** start MATERIAL SUPPLIED **

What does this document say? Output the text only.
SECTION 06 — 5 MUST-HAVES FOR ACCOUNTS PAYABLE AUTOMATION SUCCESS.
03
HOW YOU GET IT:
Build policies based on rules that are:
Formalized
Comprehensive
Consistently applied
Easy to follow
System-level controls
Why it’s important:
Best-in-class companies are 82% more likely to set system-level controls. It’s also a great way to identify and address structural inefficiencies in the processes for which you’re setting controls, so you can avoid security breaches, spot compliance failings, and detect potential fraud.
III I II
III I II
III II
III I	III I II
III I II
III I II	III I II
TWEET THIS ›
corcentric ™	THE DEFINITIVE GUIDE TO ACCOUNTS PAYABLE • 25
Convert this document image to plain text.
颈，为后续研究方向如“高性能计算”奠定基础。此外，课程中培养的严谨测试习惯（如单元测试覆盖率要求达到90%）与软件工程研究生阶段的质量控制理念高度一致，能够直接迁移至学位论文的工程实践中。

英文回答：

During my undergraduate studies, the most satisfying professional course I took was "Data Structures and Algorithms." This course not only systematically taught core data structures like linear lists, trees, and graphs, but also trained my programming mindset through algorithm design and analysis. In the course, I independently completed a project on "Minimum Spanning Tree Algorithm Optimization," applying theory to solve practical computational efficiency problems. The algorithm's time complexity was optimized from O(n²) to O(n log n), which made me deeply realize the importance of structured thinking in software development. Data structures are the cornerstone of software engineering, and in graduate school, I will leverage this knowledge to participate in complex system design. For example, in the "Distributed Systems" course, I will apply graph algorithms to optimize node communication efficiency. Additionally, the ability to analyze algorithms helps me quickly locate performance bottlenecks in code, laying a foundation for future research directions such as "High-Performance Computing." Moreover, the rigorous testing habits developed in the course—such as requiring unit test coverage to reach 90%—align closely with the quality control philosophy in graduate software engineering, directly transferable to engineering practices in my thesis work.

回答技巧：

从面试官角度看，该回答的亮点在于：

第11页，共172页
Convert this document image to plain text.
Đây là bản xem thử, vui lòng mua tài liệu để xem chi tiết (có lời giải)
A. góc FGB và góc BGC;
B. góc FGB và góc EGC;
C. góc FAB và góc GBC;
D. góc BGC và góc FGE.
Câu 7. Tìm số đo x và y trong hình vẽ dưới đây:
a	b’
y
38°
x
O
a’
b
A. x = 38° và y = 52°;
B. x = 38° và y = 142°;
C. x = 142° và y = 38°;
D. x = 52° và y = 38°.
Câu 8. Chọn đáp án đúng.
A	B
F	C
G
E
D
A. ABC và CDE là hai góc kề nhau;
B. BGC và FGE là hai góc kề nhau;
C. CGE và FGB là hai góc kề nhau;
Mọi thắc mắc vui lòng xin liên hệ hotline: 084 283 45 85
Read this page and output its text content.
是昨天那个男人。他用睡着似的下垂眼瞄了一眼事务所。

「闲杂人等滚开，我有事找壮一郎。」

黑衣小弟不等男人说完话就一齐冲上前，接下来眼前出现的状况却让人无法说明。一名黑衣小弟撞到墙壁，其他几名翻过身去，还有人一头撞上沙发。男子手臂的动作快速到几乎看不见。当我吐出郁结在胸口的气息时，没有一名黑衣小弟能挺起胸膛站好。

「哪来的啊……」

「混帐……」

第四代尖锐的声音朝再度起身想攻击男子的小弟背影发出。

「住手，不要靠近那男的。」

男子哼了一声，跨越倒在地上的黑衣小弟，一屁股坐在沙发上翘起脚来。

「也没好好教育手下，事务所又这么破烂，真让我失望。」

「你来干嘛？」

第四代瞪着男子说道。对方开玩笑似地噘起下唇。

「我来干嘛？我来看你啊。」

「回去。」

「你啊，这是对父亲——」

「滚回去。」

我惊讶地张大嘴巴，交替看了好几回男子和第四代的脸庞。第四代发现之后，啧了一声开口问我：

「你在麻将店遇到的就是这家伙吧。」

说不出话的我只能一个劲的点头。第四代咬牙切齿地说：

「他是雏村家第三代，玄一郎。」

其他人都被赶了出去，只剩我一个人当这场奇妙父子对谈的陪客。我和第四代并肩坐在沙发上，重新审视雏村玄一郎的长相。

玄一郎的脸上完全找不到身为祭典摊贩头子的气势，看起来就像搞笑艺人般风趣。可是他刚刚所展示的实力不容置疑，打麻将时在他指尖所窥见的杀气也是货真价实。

** end MATERIAL SUPPLIED **

WHAT TO DO. In the listing, find all lines with the string "level" and copy them.

SOLUTION TO THE EXERCISE.
System-level controls
Best-in-class companies are 82% more likely to set system-level controls. It’s also a great way to identify and address structural inefficiencies in the processes for which you’re setting controls, so you can avoid security breaches, spot compliance failings, and detect potential fraud.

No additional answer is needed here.